*TASK BRIEF:* Please count the lines in the listing below where the word "Concur" appears. Give the number only.

*RECORDS SUPPLIED:*
begin
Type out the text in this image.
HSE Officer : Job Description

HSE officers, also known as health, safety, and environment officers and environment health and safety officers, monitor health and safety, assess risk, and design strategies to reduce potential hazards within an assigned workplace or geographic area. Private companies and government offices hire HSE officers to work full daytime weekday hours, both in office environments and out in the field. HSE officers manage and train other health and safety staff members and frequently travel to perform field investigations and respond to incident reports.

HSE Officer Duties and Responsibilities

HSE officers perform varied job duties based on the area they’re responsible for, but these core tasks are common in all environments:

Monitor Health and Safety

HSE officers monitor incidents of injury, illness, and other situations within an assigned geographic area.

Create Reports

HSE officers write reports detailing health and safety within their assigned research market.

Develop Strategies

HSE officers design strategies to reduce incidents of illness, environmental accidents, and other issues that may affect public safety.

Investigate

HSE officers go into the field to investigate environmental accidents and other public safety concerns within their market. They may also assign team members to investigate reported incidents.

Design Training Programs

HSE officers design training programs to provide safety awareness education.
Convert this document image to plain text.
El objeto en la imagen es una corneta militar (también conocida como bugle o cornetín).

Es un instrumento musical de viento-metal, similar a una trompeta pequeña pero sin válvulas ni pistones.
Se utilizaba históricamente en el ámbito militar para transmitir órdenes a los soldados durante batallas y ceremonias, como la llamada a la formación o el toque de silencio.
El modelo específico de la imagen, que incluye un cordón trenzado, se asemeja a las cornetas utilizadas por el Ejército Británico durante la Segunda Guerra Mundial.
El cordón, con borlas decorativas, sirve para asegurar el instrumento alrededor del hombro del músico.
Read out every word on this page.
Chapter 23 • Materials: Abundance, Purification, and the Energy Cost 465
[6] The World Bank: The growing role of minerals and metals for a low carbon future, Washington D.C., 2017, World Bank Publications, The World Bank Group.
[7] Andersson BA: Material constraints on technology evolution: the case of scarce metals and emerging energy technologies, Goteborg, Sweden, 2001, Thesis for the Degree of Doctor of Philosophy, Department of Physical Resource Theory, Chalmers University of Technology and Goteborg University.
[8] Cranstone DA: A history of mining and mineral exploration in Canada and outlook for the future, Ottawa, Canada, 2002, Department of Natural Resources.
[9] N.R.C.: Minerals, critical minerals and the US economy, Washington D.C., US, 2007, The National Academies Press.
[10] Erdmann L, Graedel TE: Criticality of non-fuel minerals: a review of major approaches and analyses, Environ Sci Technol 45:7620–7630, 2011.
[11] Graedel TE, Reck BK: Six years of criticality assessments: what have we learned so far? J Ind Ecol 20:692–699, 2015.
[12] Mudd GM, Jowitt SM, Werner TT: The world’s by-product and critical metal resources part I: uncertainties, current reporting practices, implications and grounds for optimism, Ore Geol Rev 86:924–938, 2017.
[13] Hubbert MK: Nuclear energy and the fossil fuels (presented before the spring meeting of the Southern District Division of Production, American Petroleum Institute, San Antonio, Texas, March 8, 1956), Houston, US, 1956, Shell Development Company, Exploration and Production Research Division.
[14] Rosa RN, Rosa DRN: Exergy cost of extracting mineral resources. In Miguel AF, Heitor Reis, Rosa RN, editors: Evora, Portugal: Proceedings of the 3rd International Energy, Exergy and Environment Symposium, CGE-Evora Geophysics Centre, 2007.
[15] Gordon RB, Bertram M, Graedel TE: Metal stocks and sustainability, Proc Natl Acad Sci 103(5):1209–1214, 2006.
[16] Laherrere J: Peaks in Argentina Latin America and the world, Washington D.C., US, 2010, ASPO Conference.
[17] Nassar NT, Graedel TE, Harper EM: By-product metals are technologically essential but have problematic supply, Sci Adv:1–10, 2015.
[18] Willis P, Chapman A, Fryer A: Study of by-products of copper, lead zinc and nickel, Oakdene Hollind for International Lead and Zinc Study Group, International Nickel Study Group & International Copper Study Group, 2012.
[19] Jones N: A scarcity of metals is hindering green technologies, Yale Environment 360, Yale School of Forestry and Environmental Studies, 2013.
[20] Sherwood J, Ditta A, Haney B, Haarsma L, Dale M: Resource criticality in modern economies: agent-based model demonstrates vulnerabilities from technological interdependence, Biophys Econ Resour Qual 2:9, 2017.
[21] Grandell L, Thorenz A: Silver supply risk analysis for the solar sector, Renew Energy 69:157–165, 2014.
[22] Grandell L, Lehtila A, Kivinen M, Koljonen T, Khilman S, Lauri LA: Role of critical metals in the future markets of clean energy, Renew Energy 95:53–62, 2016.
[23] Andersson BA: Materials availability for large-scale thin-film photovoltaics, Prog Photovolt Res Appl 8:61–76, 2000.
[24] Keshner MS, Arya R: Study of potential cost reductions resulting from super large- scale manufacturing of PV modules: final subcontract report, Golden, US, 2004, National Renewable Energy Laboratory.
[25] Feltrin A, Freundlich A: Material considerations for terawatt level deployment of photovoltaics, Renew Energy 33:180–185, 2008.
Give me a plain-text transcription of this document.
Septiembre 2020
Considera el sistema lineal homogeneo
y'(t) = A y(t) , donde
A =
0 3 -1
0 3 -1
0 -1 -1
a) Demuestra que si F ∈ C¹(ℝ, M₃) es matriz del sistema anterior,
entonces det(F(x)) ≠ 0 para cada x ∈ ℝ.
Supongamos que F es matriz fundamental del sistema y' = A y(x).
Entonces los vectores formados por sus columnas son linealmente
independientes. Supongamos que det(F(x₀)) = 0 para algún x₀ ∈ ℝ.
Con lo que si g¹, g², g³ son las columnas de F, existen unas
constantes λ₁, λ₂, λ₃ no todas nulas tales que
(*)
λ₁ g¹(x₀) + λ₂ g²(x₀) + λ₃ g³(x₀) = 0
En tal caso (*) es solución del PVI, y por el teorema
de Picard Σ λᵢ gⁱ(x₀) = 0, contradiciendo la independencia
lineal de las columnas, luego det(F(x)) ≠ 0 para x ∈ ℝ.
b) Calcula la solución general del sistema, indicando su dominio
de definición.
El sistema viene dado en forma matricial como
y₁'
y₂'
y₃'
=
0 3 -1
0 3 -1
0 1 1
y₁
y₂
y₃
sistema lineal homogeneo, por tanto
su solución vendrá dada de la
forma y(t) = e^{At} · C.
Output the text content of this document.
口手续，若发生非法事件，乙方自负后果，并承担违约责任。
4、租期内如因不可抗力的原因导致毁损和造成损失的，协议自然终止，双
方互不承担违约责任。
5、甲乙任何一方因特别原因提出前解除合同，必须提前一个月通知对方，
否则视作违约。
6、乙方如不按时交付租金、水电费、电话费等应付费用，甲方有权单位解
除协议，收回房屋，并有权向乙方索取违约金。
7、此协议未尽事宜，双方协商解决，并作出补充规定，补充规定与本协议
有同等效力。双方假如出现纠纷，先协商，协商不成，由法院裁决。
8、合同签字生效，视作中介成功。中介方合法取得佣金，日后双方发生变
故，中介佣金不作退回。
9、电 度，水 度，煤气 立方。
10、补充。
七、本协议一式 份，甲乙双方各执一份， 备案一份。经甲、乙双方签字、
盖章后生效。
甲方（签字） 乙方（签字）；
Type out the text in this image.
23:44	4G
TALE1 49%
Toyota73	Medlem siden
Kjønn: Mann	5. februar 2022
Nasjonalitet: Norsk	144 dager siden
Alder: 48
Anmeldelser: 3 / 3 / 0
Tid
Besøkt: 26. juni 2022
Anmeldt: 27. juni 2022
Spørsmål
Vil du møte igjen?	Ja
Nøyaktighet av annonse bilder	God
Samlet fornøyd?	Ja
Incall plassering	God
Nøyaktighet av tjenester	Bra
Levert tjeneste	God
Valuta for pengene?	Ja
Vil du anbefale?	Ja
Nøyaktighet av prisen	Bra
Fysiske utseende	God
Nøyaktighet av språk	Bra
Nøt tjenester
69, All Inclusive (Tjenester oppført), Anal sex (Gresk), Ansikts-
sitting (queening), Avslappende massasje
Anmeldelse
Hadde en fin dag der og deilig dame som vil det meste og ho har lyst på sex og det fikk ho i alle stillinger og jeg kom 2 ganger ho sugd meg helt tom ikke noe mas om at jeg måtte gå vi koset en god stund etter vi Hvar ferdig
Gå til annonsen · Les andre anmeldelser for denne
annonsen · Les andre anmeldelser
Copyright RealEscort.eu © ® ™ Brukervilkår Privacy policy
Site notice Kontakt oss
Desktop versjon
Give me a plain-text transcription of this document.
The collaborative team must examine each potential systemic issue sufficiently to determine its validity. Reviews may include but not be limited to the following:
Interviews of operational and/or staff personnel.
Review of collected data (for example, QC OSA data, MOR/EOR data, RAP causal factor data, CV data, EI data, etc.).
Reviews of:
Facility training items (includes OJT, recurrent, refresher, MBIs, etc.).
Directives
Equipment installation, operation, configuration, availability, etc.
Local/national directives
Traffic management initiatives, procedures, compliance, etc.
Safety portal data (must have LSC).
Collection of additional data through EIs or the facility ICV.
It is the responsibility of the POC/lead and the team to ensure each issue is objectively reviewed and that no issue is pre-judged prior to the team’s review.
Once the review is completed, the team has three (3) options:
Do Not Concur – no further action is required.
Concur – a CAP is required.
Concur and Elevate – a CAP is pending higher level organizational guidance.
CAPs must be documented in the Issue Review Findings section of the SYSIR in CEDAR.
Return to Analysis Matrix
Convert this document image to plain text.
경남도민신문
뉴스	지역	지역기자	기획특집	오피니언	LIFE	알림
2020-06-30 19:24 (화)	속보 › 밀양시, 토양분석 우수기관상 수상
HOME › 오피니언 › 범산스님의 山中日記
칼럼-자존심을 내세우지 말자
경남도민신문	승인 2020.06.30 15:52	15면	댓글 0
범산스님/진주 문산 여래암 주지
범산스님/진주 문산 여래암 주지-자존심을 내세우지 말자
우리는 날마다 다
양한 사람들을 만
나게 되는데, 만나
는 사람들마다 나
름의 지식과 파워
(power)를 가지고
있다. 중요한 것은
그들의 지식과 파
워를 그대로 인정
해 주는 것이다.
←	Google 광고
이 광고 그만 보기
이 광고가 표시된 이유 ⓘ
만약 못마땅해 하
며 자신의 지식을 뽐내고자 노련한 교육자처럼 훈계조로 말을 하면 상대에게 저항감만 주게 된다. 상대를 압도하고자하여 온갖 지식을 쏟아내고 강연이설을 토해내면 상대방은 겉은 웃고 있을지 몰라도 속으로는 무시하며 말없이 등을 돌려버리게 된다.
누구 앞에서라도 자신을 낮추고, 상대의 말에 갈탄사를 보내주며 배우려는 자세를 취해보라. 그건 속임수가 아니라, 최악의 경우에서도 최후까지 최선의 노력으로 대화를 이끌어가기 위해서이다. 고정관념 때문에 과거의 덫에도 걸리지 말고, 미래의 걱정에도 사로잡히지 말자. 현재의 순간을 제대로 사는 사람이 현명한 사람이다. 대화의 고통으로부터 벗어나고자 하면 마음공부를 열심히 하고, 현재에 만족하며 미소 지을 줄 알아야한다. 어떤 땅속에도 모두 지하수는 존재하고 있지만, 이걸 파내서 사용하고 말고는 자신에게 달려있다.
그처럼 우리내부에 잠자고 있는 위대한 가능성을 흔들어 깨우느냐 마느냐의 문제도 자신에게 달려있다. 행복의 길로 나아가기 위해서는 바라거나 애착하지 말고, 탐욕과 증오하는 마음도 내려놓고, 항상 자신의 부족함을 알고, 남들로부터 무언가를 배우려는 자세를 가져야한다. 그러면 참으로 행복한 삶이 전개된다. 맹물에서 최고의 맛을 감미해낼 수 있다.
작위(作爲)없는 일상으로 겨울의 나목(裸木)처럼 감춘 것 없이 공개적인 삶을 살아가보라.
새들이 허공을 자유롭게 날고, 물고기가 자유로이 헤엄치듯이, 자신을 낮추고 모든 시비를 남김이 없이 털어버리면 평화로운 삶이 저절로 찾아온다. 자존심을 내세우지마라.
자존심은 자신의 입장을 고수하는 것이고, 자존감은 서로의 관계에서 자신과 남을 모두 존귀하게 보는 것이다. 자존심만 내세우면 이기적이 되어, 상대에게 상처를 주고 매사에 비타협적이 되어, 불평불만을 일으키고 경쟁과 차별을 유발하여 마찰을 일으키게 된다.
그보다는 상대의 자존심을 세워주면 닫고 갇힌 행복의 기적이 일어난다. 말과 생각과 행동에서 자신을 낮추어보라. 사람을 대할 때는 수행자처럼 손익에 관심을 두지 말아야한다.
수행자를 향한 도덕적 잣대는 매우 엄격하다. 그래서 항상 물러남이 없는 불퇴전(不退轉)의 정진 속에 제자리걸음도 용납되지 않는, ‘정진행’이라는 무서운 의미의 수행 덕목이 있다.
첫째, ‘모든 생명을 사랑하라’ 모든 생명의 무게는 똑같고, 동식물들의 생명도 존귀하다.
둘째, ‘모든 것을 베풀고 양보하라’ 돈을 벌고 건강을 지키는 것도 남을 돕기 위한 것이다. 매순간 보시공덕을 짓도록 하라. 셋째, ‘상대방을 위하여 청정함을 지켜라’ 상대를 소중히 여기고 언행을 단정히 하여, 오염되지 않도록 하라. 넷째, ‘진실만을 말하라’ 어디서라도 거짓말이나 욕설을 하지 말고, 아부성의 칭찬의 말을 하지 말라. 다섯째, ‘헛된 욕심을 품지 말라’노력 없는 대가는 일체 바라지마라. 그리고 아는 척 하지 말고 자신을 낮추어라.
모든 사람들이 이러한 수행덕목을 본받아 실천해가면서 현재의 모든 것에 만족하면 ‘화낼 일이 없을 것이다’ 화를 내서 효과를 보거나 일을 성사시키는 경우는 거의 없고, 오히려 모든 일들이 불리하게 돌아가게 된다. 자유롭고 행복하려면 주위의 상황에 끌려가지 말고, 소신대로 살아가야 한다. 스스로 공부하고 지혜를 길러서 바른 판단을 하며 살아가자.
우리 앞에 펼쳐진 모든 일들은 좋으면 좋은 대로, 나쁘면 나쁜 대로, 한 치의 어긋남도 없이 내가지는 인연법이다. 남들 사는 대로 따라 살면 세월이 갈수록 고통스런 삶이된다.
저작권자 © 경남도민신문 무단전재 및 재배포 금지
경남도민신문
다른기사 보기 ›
end
*RESPONSE:* 3